> [REQUIRED TASK] Look below. Copy each line that has "content" in it.

[Saved entries]
____________________

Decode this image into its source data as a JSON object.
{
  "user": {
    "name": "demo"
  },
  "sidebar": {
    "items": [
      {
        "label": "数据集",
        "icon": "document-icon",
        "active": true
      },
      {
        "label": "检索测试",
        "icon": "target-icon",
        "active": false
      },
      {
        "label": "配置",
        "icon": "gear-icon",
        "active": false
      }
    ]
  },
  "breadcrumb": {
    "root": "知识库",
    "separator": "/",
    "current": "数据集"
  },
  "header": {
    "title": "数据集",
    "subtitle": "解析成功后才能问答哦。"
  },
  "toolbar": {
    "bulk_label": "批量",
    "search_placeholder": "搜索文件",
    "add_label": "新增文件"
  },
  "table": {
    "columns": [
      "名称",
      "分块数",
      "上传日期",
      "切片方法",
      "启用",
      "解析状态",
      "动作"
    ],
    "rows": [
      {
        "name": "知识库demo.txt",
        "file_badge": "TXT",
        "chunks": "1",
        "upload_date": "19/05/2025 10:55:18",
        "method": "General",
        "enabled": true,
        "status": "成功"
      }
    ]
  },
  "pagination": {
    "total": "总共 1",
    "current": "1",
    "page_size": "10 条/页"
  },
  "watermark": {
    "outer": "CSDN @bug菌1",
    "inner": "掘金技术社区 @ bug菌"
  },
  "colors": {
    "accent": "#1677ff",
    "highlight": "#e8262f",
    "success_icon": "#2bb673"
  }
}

____________________

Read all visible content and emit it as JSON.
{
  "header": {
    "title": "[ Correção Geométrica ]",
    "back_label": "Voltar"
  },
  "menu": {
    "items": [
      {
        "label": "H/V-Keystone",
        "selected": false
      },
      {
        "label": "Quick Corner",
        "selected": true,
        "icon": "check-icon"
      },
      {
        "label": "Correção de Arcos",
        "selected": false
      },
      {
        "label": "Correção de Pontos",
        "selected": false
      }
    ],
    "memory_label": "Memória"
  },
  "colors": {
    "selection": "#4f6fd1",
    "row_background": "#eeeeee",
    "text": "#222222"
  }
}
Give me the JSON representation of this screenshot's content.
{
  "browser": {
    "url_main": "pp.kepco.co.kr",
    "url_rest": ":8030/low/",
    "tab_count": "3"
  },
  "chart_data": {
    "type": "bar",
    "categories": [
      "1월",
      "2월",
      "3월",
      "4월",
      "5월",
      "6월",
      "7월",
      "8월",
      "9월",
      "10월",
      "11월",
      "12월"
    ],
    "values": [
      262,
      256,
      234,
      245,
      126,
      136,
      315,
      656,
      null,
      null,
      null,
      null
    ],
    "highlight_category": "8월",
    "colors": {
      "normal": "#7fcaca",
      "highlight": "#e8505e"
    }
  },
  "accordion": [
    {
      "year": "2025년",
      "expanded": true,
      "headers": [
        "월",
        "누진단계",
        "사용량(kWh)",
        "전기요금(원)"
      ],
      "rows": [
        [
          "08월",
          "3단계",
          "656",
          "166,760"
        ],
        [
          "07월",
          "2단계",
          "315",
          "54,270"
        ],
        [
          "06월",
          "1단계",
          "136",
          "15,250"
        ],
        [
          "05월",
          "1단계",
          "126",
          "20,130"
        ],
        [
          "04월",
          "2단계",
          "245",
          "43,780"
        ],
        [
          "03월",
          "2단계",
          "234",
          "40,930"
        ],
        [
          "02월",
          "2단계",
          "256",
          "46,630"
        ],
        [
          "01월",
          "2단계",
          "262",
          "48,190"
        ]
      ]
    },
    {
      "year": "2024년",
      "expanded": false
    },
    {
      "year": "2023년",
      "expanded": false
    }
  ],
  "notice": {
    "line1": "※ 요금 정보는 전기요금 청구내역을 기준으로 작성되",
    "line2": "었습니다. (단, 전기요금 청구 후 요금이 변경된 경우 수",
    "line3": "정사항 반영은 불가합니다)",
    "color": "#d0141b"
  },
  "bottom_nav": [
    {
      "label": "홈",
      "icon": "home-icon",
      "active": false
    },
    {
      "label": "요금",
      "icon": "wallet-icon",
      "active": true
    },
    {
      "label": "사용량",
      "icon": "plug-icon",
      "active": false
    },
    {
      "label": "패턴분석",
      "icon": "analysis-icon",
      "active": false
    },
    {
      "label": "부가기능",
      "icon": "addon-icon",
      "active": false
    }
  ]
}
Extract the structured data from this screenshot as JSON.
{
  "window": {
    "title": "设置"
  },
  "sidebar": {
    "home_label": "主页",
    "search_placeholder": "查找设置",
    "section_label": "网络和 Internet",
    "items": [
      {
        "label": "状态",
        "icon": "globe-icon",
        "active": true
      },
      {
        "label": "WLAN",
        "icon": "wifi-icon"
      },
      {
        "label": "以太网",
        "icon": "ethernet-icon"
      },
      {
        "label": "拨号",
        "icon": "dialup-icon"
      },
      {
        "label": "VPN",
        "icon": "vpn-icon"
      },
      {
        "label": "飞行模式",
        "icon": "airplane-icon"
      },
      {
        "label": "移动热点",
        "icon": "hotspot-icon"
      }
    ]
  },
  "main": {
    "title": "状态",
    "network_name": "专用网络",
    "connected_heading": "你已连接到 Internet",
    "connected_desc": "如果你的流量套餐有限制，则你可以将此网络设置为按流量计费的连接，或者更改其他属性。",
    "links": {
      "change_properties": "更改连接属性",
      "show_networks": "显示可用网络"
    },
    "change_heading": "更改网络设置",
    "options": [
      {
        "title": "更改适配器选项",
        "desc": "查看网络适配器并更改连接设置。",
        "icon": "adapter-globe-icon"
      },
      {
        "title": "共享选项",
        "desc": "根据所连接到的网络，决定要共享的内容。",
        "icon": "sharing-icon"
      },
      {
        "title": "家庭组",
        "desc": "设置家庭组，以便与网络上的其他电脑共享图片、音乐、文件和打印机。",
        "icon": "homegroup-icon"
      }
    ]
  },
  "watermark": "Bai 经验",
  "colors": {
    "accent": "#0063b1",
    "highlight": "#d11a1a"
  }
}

____________________

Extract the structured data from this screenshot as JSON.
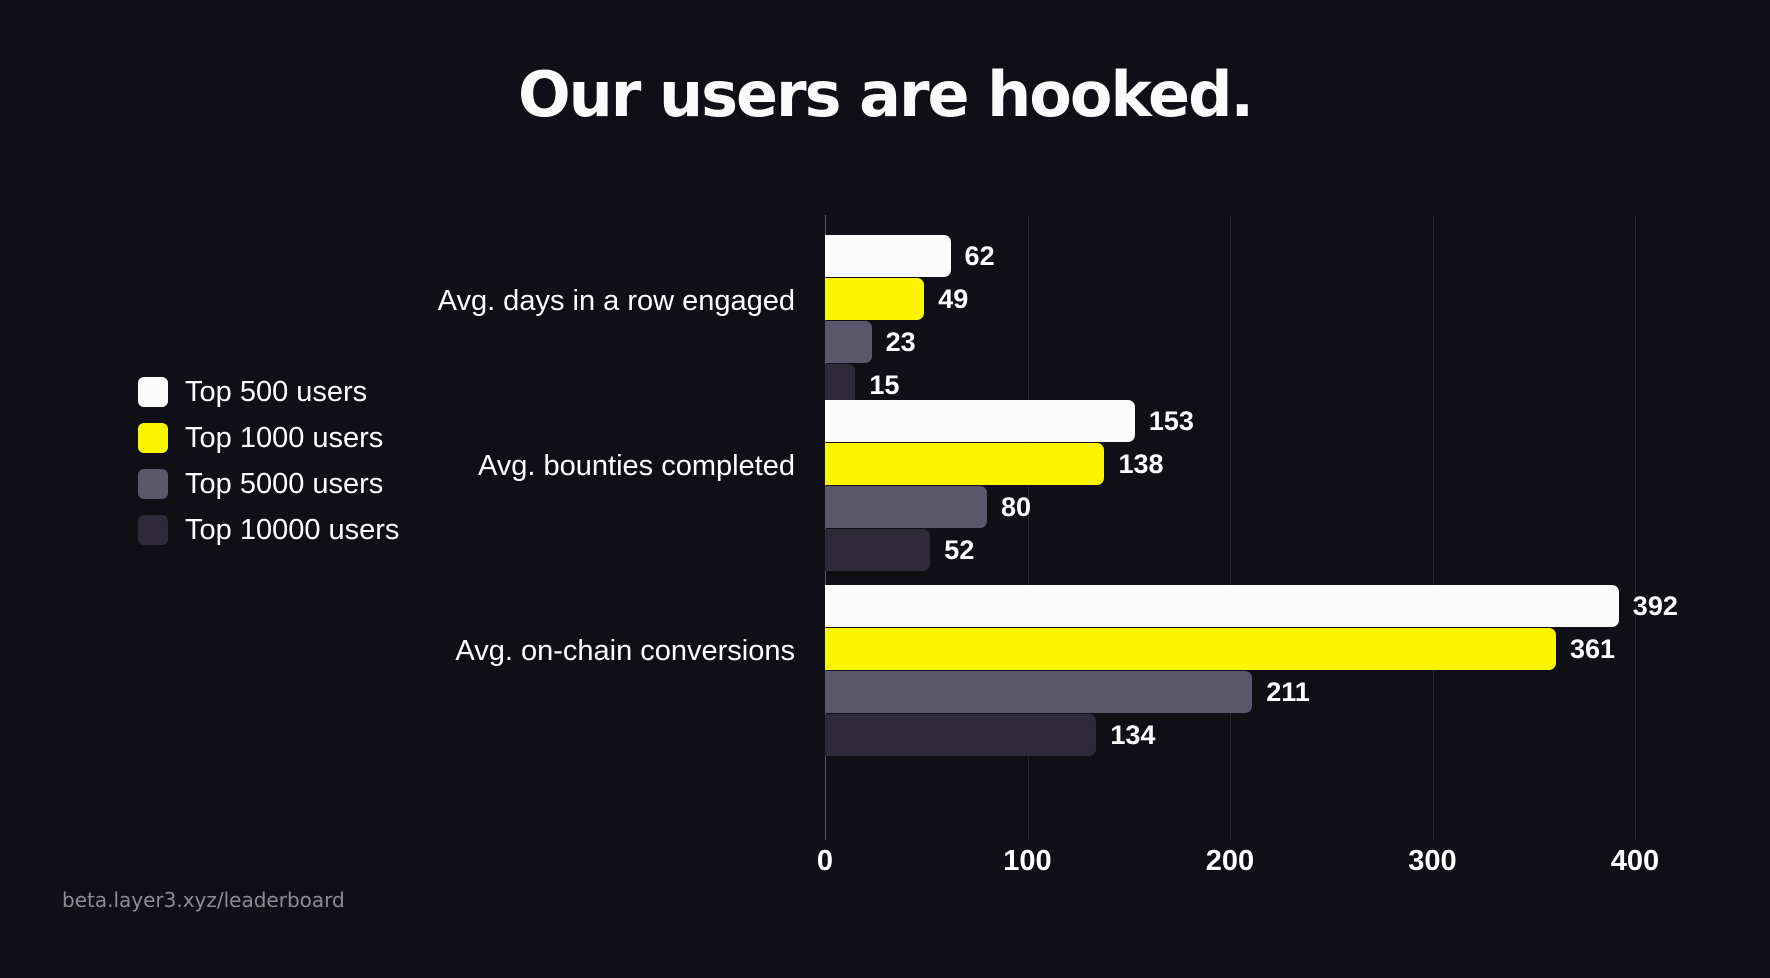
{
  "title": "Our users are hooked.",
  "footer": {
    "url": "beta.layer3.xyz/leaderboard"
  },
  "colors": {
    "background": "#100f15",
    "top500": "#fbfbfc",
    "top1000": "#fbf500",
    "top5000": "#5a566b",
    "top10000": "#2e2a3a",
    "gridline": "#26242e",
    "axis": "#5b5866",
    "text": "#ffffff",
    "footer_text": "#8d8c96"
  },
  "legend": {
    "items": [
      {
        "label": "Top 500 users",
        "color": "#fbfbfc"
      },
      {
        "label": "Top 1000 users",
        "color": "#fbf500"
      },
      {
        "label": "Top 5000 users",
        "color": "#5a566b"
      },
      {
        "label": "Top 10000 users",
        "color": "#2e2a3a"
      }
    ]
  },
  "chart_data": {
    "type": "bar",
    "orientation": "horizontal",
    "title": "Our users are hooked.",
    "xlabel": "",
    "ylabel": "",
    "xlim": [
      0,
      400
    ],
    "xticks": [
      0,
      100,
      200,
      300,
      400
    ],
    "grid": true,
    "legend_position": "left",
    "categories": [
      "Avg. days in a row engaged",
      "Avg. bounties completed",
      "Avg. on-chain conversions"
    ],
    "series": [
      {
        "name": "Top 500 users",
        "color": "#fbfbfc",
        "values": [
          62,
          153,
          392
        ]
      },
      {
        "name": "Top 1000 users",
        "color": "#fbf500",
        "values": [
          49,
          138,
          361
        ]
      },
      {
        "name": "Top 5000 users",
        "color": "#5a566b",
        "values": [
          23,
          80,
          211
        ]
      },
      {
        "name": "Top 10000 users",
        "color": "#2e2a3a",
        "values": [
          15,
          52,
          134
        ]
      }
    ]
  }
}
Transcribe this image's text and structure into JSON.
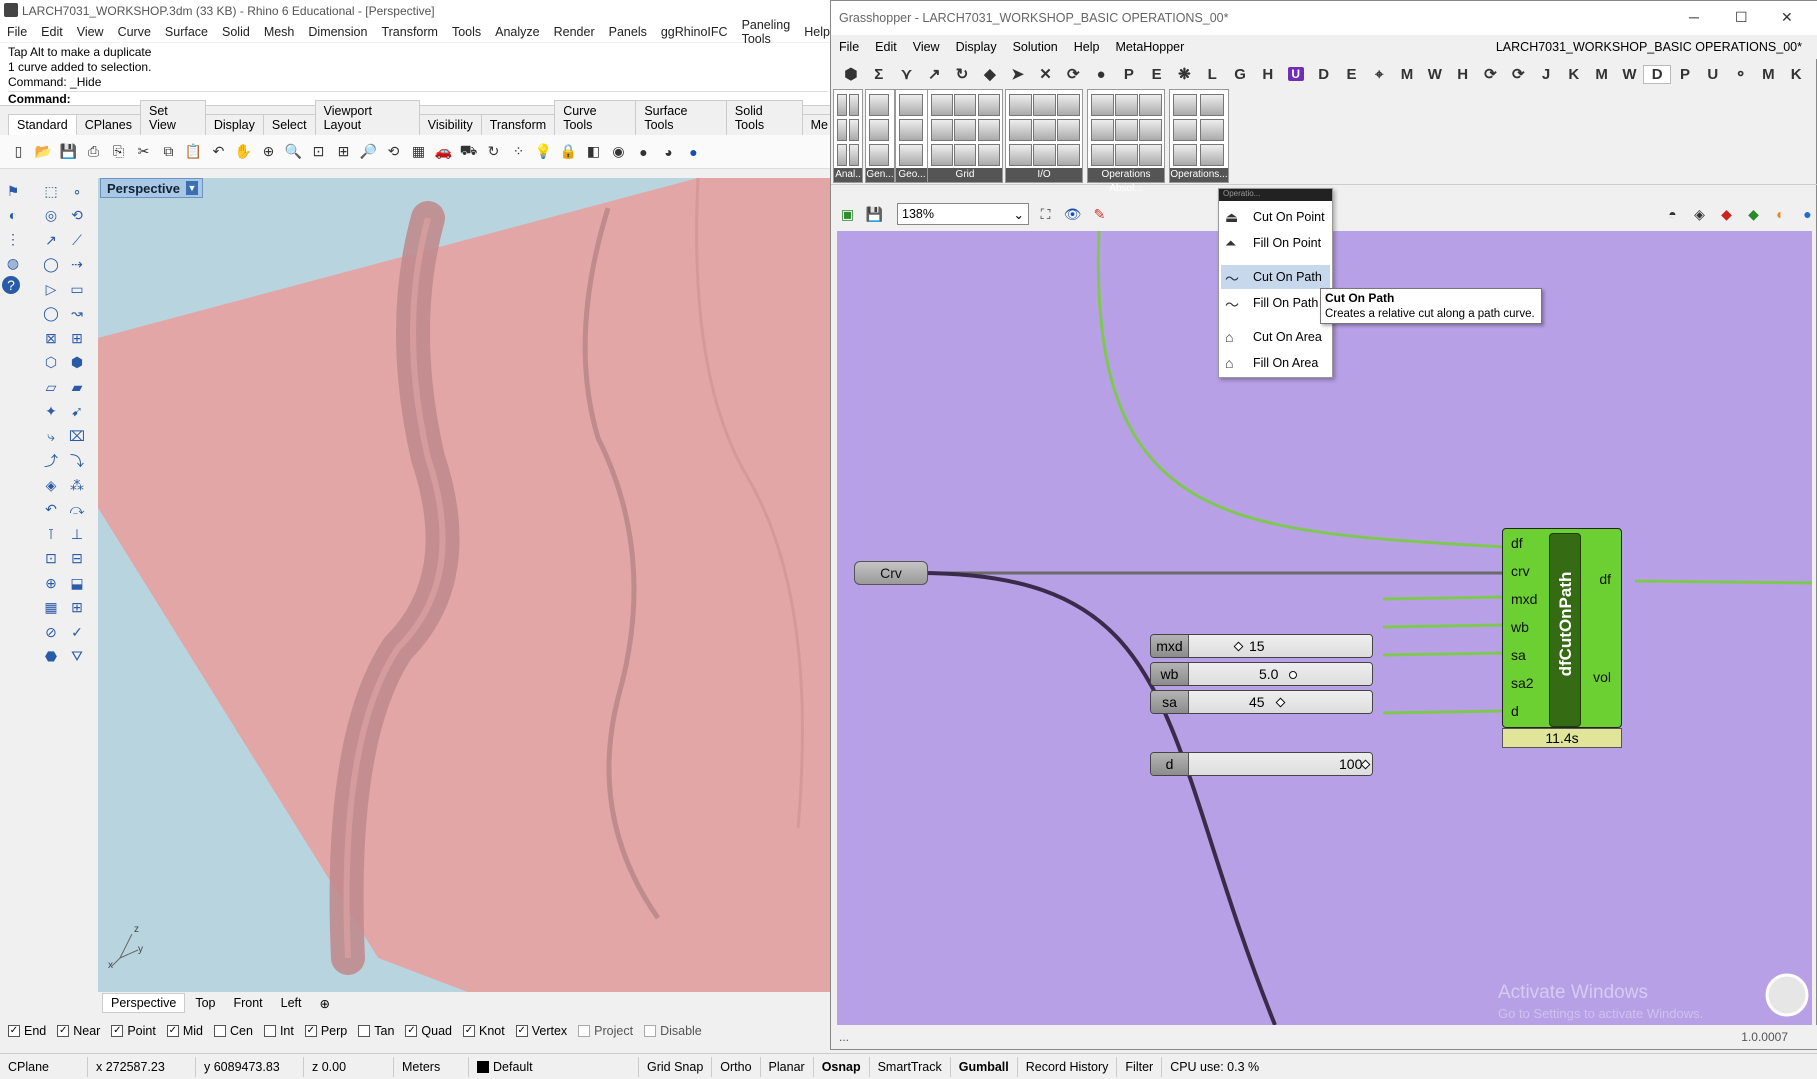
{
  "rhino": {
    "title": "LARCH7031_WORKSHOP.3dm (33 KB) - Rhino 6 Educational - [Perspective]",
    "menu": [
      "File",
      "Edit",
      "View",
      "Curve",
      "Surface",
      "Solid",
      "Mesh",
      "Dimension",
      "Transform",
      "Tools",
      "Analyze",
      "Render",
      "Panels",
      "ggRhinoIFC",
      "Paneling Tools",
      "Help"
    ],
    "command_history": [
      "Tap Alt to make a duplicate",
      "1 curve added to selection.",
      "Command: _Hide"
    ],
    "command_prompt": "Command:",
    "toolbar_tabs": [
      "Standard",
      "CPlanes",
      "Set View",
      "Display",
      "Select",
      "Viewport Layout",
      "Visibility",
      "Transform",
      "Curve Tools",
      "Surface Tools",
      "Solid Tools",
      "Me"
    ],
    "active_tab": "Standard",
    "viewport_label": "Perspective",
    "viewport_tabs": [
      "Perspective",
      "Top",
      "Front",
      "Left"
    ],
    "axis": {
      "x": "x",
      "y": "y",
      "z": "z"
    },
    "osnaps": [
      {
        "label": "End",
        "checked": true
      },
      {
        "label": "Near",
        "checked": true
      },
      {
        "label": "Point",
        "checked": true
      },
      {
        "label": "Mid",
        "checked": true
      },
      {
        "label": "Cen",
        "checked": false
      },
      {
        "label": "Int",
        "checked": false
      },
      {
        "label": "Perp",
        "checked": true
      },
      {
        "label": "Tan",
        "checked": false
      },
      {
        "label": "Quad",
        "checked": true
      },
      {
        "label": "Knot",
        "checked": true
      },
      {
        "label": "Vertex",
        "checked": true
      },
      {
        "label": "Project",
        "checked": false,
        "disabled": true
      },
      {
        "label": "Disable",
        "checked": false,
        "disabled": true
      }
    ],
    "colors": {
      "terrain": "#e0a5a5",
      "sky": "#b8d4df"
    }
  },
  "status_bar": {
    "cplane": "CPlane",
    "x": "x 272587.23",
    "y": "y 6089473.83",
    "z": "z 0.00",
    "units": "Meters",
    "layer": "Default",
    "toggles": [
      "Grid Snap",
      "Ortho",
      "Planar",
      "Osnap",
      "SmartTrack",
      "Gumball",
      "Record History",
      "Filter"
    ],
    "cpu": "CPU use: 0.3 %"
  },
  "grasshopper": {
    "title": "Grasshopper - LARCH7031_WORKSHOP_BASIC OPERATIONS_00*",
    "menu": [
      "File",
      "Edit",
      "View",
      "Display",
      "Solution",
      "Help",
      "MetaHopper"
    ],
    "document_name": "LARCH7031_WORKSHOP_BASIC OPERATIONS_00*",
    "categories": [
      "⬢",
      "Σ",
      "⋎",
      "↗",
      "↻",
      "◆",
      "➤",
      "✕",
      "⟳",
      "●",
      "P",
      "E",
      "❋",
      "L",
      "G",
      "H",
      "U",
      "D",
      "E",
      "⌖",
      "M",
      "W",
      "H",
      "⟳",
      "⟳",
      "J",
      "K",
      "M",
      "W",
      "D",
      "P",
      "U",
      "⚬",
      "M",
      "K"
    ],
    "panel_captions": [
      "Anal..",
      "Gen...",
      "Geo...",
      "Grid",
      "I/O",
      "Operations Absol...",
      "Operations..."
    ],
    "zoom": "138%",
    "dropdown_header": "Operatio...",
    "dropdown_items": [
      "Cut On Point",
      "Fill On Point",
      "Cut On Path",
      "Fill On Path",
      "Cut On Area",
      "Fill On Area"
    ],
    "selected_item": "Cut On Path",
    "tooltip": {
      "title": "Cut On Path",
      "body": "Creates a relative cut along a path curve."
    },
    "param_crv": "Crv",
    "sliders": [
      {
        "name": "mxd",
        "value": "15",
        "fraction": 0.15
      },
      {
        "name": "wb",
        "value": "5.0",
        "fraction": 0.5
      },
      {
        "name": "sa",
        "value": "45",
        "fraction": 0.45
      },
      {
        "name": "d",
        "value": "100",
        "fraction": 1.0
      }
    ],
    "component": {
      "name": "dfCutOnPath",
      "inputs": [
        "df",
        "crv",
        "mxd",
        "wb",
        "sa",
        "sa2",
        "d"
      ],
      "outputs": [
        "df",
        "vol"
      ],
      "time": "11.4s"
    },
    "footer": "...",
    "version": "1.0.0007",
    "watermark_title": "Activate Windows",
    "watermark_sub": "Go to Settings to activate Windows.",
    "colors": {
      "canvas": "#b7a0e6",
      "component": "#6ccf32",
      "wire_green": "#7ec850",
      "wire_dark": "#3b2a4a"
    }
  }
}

____________________

> [RESULT OF THE TASK]
Read all visible content and emit it as JSON.
Give me the JSON representation of this screenshot's content.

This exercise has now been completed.